The input =>
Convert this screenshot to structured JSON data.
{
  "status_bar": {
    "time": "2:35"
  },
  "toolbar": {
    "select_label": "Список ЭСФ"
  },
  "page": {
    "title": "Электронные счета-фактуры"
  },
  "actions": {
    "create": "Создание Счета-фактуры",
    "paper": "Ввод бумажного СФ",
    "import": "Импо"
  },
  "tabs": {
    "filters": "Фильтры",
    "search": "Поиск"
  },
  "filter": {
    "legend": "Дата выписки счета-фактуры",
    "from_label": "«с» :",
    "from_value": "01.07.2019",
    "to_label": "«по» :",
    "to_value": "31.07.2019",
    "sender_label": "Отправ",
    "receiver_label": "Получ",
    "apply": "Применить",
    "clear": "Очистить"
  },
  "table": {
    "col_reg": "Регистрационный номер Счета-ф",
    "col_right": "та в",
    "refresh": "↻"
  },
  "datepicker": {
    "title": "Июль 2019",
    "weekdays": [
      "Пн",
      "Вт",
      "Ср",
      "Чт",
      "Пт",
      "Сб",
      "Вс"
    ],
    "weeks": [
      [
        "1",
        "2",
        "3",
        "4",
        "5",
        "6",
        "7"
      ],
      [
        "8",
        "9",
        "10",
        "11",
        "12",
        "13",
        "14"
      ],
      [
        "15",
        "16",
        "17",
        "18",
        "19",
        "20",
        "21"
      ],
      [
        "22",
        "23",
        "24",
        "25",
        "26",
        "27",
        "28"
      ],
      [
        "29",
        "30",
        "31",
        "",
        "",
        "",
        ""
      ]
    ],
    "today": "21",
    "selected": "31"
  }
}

* * *

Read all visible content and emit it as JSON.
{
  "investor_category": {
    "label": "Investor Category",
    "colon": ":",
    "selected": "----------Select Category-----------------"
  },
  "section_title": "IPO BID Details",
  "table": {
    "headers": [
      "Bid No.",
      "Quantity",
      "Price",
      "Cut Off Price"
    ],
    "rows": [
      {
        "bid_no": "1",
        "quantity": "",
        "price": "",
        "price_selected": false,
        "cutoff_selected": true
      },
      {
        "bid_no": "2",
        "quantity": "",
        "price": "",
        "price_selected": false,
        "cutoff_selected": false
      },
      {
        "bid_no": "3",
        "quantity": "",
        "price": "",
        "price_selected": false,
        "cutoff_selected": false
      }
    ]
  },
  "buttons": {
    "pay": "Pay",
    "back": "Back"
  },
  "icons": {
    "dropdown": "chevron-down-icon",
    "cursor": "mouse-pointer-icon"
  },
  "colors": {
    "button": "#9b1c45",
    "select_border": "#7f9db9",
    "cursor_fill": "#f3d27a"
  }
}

Short task => Search the records for the word "JSON", then list every line that has it.

Answer for this exercise =>
Convert this screenshot to structured JSON data.
Read all visible content and emit it as JSON.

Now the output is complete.